* _EXERCISE DESCRIPTION_
Can all of these lines be returned exactly?

* _DATASET ROWS_
----
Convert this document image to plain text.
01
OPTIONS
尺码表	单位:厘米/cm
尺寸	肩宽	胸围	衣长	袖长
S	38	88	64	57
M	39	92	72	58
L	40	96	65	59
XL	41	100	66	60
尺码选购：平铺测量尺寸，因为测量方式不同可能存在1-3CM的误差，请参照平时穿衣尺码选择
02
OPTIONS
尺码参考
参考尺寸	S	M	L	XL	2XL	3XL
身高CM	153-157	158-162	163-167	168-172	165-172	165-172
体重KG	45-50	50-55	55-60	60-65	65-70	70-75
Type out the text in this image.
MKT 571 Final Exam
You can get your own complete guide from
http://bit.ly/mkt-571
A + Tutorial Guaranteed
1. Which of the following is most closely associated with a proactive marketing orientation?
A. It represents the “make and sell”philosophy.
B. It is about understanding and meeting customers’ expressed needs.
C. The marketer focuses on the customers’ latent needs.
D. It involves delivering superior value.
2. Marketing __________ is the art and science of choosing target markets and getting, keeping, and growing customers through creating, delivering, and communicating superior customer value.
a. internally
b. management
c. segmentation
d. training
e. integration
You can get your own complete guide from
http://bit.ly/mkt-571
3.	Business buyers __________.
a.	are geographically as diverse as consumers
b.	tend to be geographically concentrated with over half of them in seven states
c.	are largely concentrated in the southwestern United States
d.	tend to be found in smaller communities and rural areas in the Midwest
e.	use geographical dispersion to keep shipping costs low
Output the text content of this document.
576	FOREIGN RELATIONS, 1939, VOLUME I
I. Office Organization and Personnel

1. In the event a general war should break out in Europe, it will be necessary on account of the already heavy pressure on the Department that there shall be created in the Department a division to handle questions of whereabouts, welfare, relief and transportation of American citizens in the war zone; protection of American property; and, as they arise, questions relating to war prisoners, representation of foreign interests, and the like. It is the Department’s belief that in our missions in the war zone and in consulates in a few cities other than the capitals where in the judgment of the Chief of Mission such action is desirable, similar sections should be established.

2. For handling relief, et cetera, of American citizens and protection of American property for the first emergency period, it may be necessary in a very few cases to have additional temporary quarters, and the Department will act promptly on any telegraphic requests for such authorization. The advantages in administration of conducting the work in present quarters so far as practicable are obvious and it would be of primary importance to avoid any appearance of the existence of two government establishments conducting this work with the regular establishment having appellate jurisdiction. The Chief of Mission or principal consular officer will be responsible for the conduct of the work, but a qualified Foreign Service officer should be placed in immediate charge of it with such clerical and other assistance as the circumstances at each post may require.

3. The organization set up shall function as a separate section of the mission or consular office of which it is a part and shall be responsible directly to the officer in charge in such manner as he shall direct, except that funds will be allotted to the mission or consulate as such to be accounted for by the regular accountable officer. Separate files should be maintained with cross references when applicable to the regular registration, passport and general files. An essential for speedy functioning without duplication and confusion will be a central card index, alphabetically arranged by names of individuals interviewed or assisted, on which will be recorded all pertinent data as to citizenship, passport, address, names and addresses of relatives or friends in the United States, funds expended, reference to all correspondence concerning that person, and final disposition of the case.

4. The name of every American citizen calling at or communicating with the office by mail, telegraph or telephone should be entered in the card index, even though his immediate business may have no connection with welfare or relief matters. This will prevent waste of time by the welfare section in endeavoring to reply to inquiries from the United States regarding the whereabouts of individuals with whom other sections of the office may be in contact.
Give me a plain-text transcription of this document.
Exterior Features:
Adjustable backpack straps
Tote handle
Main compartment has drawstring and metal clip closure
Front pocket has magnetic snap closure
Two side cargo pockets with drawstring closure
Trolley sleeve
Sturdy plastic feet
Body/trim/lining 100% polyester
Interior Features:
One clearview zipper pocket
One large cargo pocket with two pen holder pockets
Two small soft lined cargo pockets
----
* _ANSWER IN FULL_
Convert this document image to plain text.
01
OPTIONS
尺码表	单位:厘米/cm
尺寸	肩宽	胸围	衣长	袖长
S	38	88	64	57
M	39	92	72	58
L	40	96	65	59
XL	41	100	66	60
尺码选购：平铺测量尺寸，因为测量方式不同可能存在1-3CM的误差，请参照平时穿衣尺码选择
02
OPTIONS
尺码参考
参考尺寸	S	M	L	XL	2XL	3XL
身高CM	153-157	158-162	163-167	168-172	165-172	165-172
体重KG	45-50	50-55	55-60	60-65	65-70	70-75
Type out the text in this image.
MKT 571 Final Exam
You can get your own complete guide from
http://bit.ly/mkt-571
A + Tutorial Guaranteed
1. Which of the following is most closely associated with a proactive marketing orientation?
A. It represents the “make and sell”philosophy.
B. It is about understanding and meeting customers’ expressed needs.
C. The marketer focuses on the customers’ latent needs.
D. It involves delivering superior value.
2. Marketing __________ is the art and science of choosing target markets and getting, keeping, and growing customers through creating, delivering, and communicating superior customer value.
a. internally
b. management
c. segmentation
d. training
e. integration
You can get your own complete guide from
http://bit.ly/mkt-571
3.	Business buyers __________.
a.	are geographically as diverse as consumers
b.	tend to be geographically concentrated with over half of them in seven states
c.	are largely concentrated in the southwestern United States
d.	tend to be found in smaller communities and rural areas in the Midwest
e.	use geographical dispersion to keep shipping costs low
Output the text content of this document.
576	FOREIGN RELATIONS, 1939, VOLUME I
I. Office Organization and Personnel

1. In the event a general war should break out in Europe, it will be necessary on account of the already heavy pressure on the Department that there shall be created in the Department a division to handle questions of whereabouts, welfare, relief and transportation of American citizens in the war zone; protection of American property; and, as they arise, questions relating to war prisoners, representation of foreign interests, and the like. It is the Department’s belief that in our missions in the war zone and in consulates in a few cities other than the capitals where in the judgment of the Chief of Mission such action is desirable, similar sections should be established.

2. For handling relief, et cetera, of American citizens and protection of American property for the first emergency period, it may be necessary in a very few cases to have additional temporary quarters, and the Department will act promptly on any telegraphic requests for such authorization. The advantages in administration of conducting the work in present quarters so far as practicable are obvious and it would be of primary importance to avoid any appearance of the existence of two government establishments conducting this work with the regular establishment having appellate jurisdiction. The Chief of Mission or principal consular officer will be responsible for the conduct of the work, but a qualified Foreign Service officer should be placed in immediate charge of it with such clerical and other assistance as the circumstances at each post may require.

3. The organization set up shall function as a separate section of the mission or consular office of which it is a part and shall be responsible directly to the officer in charge in such manner as he shall direct, except that funds will be allotted to the mission or consulate as such to be accounted for by the regular accountable officer. Separate files should be maintained with cross references when applicable to the regular registration, passport and general files. An essential for speedy functioning without duplication and confusion will be a central card index, alphabetically arranged by names of individuals interviewed or assisted, on which will be recorded all pertinent data as to citizenship, passport, address, names and addresses of relatives or friends in the United States, funds expended, reference to all correspondence concerning that person, and final disposition of the case.

4. The name of every American citizen calling at or communicating with the office by mail, telegraph or telephone should be entered in the card index, even though his immediate business may have no connection with welfare or relief matters. This will prevent waste of time by the welfare section in endeavoring to reply to inquiries from the United States regarding the whereabouts of individuals with whom other sections of the office may be in contact.
Give me a plain-text transcription of this document.
Exterior Features:
Adjustable backpack straps
Tote handle
Main compartment has drawstring and metal clip closure
Front pocket has magnetic snap closure
Two side cargo pockets with drawstring closure
Trolley sleeve
Sturdy plastic feet
Body/trim/lining 100% polyester
Interior Features:
One clearview zipper pocket
One large cargo pocket with two pen holder pockets
Two small soft lined cargo pockets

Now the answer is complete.